**EXERCISE INSTRUCTIONS**: In the entries below, find the lines that contain the word "ffffff" and copy them.

**RECORDS FOR THIS EXERCISE**:
------------------------------

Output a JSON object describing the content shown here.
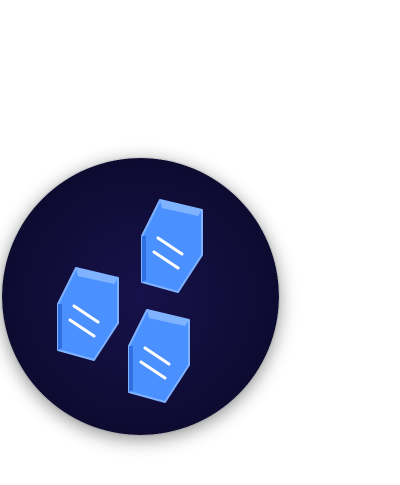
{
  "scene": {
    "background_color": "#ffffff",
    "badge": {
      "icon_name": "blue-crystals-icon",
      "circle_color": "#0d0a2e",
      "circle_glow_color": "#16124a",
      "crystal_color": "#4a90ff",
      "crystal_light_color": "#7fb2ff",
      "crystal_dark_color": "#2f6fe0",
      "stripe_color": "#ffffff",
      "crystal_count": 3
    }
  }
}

------------------------------

**SOLUTION FOR THIS TASK**:
    "background_color": "#ffffff",
      "stripe_color": "#ffffff",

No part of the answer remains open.